▸ What needs to be done: Copy nothing but the text: reproduce each line of the listing exactly and leave the pictures out.

▸ Dataset records:
━━━━━━━━━━

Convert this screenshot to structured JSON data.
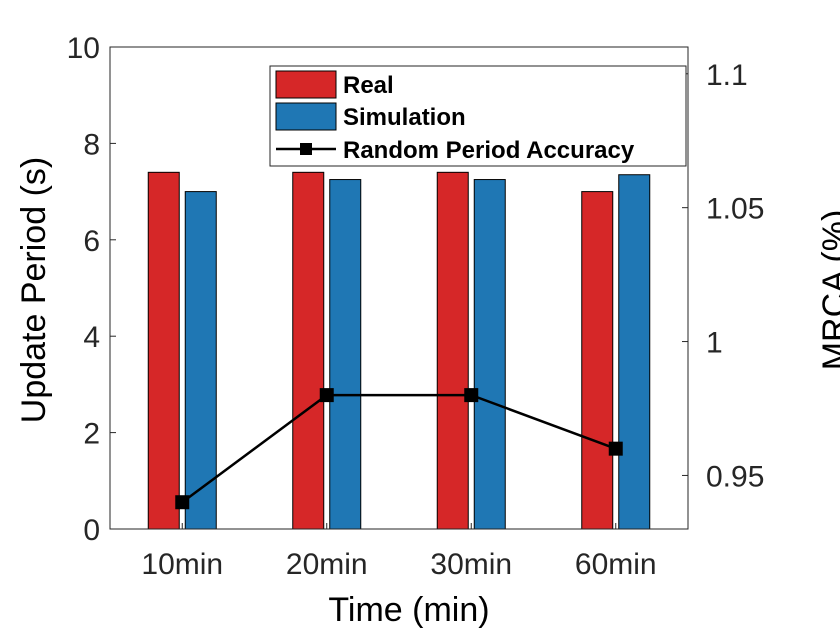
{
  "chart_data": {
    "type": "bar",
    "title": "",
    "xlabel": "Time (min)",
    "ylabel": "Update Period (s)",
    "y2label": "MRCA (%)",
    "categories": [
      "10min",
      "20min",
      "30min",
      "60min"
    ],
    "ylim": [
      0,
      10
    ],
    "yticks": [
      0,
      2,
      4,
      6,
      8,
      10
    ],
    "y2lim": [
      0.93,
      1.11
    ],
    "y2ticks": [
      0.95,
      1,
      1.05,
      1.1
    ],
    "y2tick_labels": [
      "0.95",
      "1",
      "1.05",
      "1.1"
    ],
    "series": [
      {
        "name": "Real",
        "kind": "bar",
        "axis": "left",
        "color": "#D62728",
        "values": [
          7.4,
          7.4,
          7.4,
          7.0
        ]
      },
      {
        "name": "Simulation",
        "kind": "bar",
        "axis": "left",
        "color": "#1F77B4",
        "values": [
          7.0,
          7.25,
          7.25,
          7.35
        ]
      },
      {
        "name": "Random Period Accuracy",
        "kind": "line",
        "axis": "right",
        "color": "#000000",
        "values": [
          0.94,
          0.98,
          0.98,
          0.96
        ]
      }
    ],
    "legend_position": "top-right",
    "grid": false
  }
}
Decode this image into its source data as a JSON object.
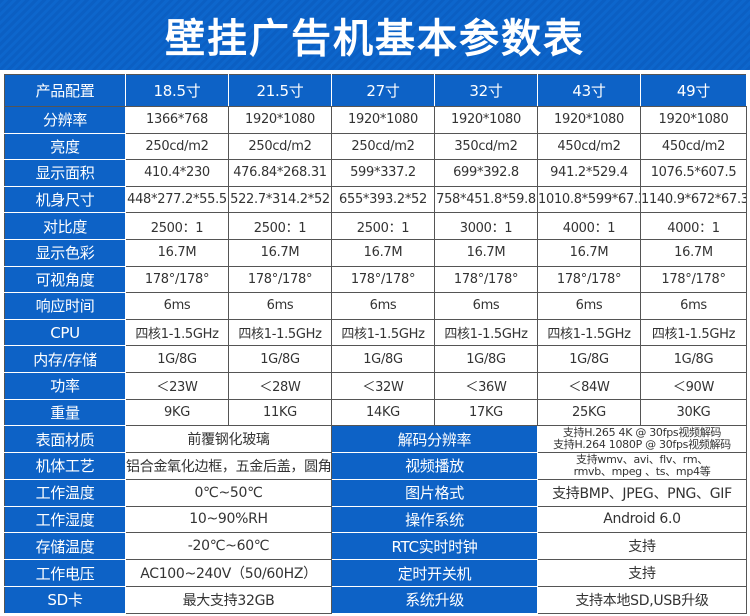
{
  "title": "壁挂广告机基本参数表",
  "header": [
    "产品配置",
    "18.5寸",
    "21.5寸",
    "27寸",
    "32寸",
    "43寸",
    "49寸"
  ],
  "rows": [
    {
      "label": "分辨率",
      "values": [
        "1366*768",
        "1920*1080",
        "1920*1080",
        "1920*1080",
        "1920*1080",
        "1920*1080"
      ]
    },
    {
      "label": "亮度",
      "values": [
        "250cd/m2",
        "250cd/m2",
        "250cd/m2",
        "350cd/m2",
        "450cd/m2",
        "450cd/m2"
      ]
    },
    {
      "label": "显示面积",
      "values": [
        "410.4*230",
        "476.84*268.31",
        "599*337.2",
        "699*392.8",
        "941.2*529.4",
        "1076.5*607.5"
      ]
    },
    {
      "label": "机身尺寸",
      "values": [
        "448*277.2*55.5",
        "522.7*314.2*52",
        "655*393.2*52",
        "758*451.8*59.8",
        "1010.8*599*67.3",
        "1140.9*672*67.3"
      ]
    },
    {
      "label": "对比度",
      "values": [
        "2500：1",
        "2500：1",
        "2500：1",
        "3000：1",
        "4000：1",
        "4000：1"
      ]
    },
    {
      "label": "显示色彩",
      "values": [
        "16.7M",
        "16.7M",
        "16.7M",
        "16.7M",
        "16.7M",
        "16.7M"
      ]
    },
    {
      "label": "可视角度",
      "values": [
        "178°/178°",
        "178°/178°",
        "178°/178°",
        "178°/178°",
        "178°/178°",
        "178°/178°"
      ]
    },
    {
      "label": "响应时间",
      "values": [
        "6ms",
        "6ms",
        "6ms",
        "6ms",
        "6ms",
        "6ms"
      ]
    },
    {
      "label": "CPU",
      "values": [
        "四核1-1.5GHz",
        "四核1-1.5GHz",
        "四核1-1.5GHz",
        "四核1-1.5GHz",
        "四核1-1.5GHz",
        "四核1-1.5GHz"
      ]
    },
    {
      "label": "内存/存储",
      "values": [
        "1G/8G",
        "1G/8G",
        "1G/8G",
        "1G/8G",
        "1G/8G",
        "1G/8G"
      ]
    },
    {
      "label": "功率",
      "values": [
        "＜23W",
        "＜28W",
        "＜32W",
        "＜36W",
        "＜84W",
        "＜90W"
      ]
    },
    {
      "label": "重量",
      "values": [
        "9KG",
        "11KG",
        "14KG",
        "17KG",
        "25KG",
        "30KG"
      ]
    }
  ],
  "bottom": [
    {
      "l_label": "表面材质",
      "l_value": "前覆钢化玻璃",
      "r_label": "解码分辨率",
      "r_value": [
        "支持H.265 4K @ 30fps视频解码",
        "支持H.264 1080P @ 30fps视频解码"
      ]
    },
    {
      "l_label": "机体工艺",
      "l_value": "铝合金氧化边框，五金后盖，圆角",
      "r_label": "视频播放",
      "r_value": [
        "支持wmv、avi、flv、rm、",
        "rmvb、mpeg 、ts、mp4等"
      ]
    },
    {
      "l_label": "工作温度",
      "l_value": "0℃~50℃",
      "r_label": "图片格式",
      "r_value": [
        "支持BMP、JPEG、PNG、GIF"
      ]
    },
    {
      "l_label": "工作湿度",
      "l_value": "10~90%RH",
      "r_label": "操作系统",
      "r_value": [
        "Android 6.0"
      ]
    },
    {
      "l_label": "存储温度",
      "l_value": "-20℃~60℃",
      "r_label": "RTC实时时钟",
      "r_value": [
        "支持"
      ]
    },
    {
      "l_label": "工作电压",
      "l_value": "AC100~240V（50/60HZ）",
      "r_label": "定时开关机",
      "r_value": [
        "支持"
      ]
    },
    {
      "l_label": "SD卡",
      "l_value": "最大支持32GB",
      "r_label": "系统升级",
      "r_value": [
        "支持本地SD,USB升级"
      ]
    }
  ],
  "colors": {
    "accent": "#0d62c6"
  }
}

━━━━━━━━━━

▸ The completed task:
Convert this screenshot to structured JSON data.
{
  "chart_data": {
    "type": "bar",
    "title": "",
    "xlabel": "Time (min)",
    "ylabel": "Update Period (s)",
    "y2label": "MRCA (%)",
    "categories": [
      "10min",
      "20min",
      "30min",
      "60min"
    ],
    "ylim": [
      0,
      10
    ],
    "yticks": [
      0,
      2,
      4,
      6,
      8,
      10
    ],
    "y2lim": [
      0.93,
      1.11
    ],
    "y2ticks": [
      0.95,
      1,
      1.05,
      1.1
    ],
    "y2tick_labels": [
      "0.95",
      "1",
      "1.05",
      "1.1"
    ],
    "series": [
      {
        "name": "Real",
        "kind": "bar",
        "axis": "left",
        "color": "#D62728",
        "values": [
          7.4,
          7.4,
          7.4,
          7.0
        ]
      },
      {
        "name": "Simulation",
        "kind": "bar",
        "axis": "left",
        "color": "#1F77B4",
        "values": [
          7.0,
          7.25,
          7.25,
          7.35
        ]
      },
      {
        "name": "Random Period Accuracy",
        "kind": "line",
        "axis": "right",
        "color": "#000000",
        "values": [
          0.94,
          0.98,
          0.98,
          0.96
        ]
      }
    ],
    "legend_position": "top-right",
    "grid": false
  }
}
Decode this image into its source data as a JSON object.
{
  "title": "壁挂广告机基本参数表",
  "header": [
    "产品配置",
    "18.5寸",
    "21.5寸",
    "27寸",
    "32寸",
    "43寸",
    "49寸"
  ],
  "rows": [
    {
      "label": "分辨率",
      "values": [
        "1366*768",
        "1920*1080",
        "1920*1080",
        "1920*1080",
        "1920*1080",
        "1920*1080"
      ]
    },
    {
      "label": "亮度",
      "values": [
        "250cd/m2",
        "250cd/m2",
        "250cd/m2",
        "350cd/m2",
        "450cd/m2",
        "450cd/m2"
      ]
    },
    {
      "label": "显示面积",
      "values": [
        "410.4*230",
        "476.84*268.31",
        "599*337.2",
        "699*392.8",
        "941.2*529.4",
        "1076.5*607.5"
      ]
    },
    {
      "label": "机身尺寸",
      "values": [
        "448*277.2*55.5",
        "522.7*314.2*52",
        "655*393.2*52",
        "758*451.8*59.8",
        "1010.8*599*67.3",
        "1140.9*672*67.3"
      ]
    },
    {
      "label": "对比度",
      "values": [
        "2500：1",
        "2500：1",
        "2500：1",
        "3000：1",
        "4000：1",
        "4000：1"
      ]
    },
    {
      "label": "显示色彩",
      "values": [
        "16.7M",
        "16.7M",
        "16.7M",
        "16.7M",
        "16.7M",
        "16.7M"
      ]
    },
    {
      "label": "可视角度",
      "values": [
        "178°/178°",
        "178°/178°",
        "178°/178°",
        "178°/178°",
        "178°/178°",
        "178°/178°"
      ]
    },
    {
      "label": "响应时间",
      "values": [
        "6ms",
        "6ms",
        "6ms",
        "6ms",
        "6ms",
        "6ms"
      ]
    },
    {
      "label": "CPU",
      "values": [
        "四核1-1.5GHz",
        "四核1-1.5GHz",
        "四核1-1.5GHz",
        "四核1-1.5GHz",
        "四核1-1.5GHz",
        "四核1-1.5GHz"
      ]
    },
    {
      "label": "内存/存储",
      "values": [
        "1G/8G",
        "1G/8G",
        "1G/8G",
        "1G/8G",
        "1G/8G",
        "1G/8G"
      ]
    },
    {
      "label": "功率",
      "values": [
        "＜23W",
        "＜28W",
        "＜32W",
        "＜36W",
        "＜84W",
        "＜90W"
      ]
    },
    {
      "label": "重量",
      "values": [
        "9KG",
        "11KG",
        "14KG",
        "17KG",
        "25KG",
        "30KG"
      ]
    }
  ],
  "bottom": [
    {
      "l_label": "表面材质",
      "l_value": "前覆钢化玻璃",
      "r_label": "解码分辨率",
      "r_value": [
        "支持H.265 4K @ 30fps视频解码",
        "支持H.264 1080P @ 30fps视频解码"
      ]
    },
    {
      "l_label": "机体工艺",
      "l_value": "铝合金氧化边框，五金后盖，圆角",
      "r_label": "视频播放",
      "r_value": [
        "支持wmv、avi、flv、rm、",
        "rmvb、mpeg 、ts、mp4等"
      ]
    },
    {
      "l_label": "工作温度",
      "l_value": "0℃~50℃",
      "r_label": "图片格式",
      "r_value": [
        "支持BMP、JPEG、PNG、GIF"
      ]
    },
    {
      "l_label": "工作湿度",
      "l_value": "10~90%RH",
      "r_label": "操作系统",
      "r_value": [
        "Android 6.0"
      ]
    },
    {
      "l_label": "存储温度",
      "l_value": "-20℃~60℃",
      "r_label": "RTC实时时钟",
      "r_value": [
        "支持"
      ]
    },
    {
      "l_label": "工作电压",
      "l_value": "AC100~240V（50/60HZ）",
      "r_label": "定时开关机",
      "r_value": [
        "支持"
      ]
    },
    {
      "l_label": "SD卡",
      "l_value": "最大支持32GB",
      "r_label": "系统升级",
      "r_value": [
        "支持本地SD,USB升级"
      ]
    }
  ],
  "colors": {
    "accent": "#0d62c6"
  }
}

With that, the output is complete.